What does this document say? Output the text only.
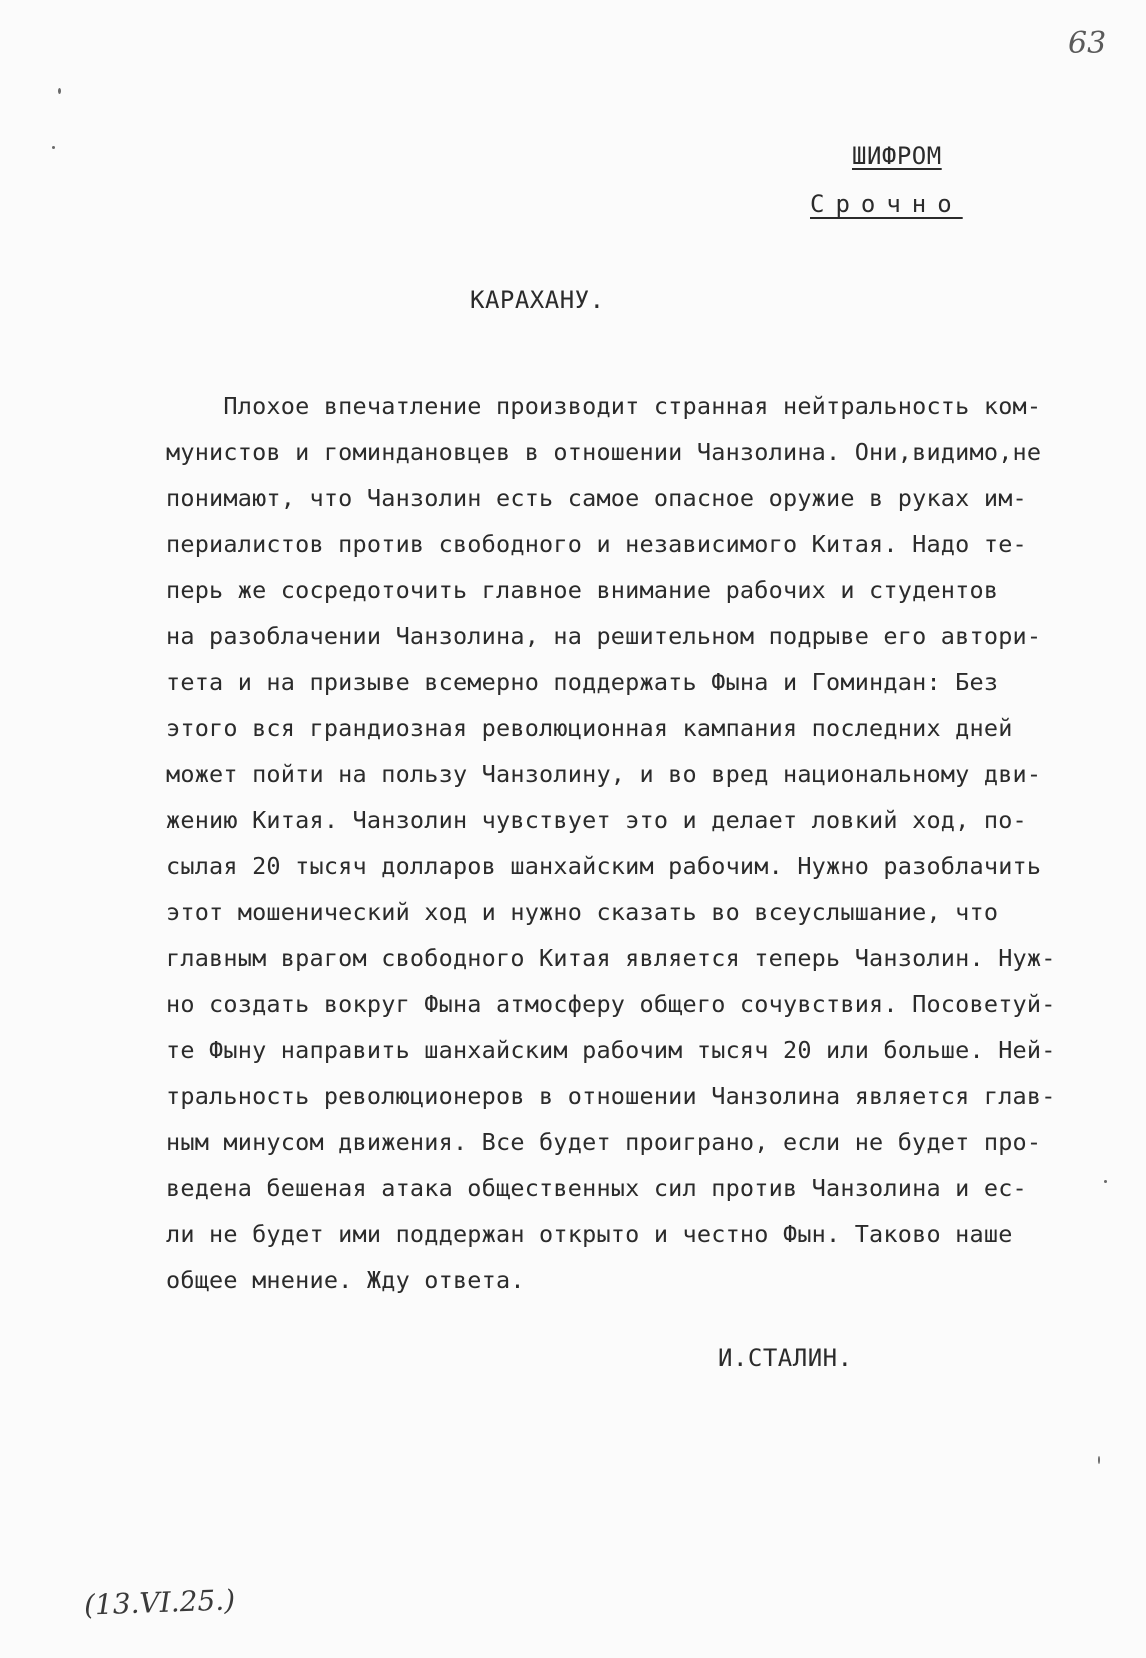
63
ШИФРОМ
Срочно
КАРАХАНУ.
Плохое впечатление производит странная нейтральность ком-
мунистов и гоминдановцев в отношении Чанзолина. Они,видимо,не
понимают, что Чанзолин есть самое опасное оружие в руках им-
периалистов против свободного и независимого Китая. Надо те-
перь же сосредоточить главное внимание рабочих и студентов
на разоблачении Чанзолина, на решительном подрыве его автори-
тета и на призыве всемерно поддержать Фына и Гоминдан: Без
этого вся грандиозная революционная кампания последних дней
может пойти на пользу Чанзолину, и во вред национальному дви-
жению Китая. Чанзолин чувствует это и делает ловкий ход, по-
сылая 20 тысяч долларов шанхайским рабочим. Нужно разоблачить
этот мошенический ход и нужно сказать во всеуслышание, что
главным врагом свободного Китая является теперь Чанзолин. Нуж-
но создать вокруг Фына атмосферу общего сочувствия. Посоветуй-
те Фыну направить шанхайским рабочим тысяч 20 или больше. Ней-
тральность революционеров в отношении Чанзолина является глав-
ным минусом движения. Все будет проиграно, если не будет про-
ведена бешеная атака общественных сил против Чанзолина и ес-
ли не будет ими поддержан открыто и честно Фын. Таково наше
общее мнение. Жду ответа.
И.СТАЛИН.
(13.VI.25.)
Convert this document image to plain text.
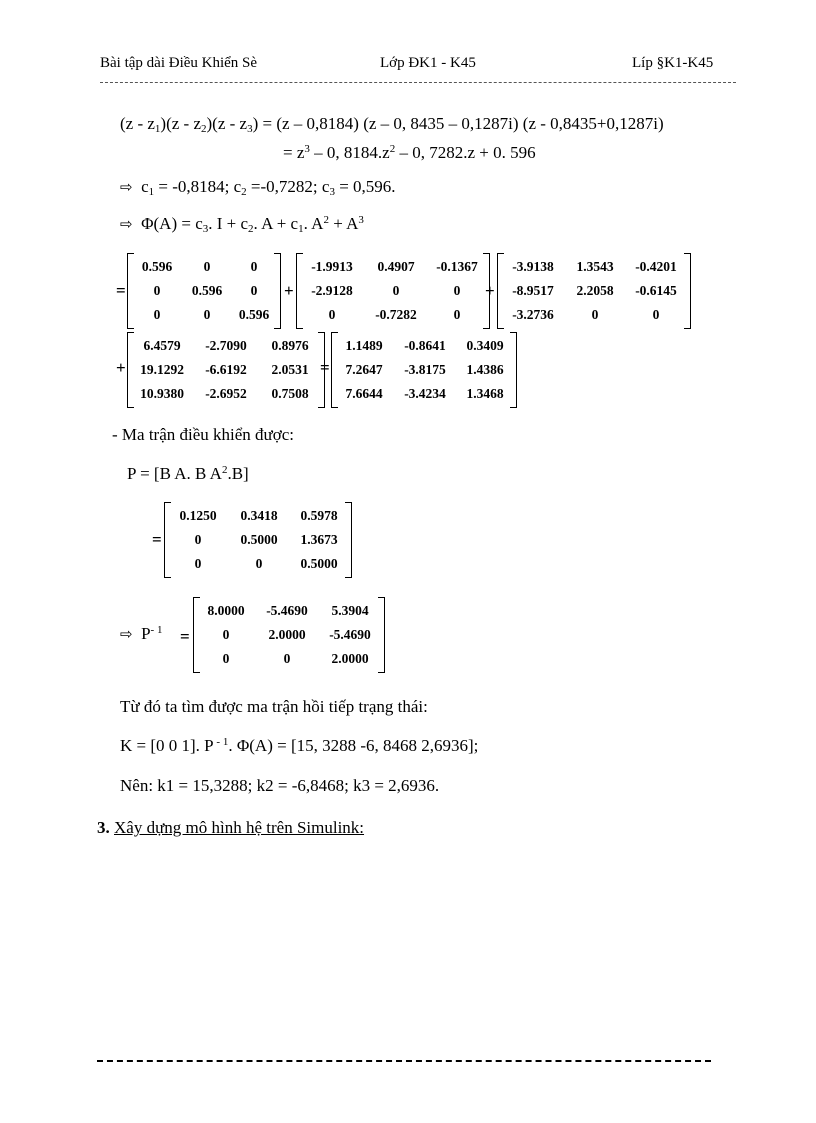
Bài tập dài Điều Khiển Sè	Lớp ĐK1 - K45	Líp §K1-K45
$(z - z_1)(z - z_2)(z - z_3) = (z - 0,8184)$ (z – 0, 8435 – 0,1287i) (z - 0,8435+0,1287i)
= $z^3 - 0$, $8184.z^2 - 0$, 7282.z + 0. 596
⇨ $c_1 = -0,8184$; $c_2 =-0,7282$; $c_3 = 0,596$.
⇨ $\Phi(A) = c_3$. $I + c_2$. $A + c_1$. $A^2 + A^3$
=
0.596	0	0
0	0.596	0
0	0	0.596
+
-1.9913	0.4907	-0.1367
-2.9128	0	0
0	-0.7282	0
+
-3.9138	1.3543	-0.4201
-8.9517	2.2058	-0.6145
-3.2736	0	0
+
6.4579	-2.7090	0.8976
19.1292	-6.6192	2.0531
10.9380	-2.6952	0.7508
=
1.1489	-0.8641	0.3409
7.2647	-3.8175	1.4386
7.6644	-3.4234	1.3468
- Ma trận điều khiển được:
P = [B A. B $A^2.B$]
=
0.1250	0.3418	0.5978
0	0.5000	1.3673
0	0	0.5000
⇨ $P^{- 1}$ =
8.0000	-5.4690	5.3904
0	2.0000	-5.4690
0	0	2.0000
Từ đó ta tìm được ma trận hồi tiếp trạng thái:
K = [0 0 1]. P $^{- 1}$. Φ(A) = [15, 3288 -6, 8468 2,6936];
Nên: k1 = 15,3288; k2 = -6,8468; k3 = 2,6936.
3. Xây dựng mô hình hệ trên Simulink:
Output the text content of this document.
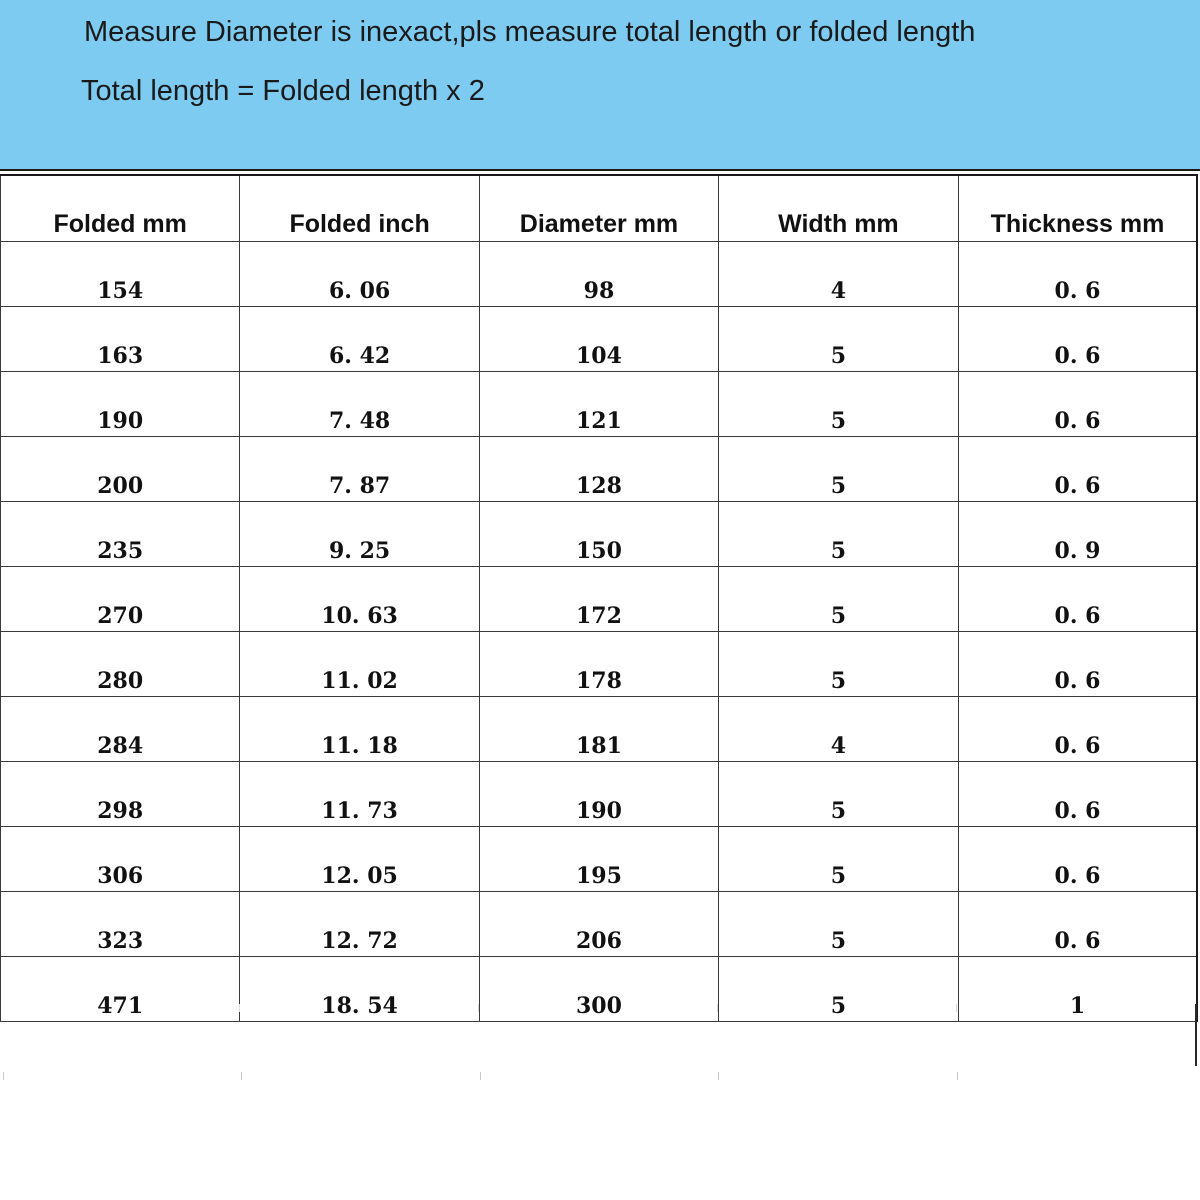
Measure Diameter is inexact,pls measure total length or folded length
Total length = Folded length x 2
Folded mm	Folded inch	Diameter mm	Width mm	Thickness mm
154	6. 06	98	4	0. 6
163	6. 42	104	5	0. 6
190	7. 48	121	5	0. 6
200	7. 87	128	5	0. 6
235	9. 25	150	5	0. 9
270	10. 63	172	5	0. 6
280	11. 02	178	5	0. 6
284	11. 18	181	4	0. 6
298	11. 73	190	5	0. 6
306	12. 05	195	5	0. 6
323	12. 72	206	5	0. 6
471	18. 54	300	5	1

######

### Task brief
Excluding pictures, copy exactly the lines from the line containing "Output the text content of this document." through the last line of the data, inclusive.

### The response
Output the text content of this document.
Measure Diameter is inexact,pls measure total length or folded length
Total length = Folded length x 2
Folded mm	Folded inch	Diameter mm	Width mm	Thickness mm
154	6. 06	98	4	0. 6
163	6. 42	104	5	0. 6
190	7. 48	121	5	0. 6
200	7. 87	128	5	0. 6
235	9. 25	150	5	0. 9
270	10. 63	172	5	0. 6
280	11. 02	178	5	0. 6
284	11. 18	181	4	0. 6
298	11. 73	190	5	0. 6
306	12. 05	195	5	0. 6
323	12. 72	206	5	0. 6
471	18. 54	300	5	1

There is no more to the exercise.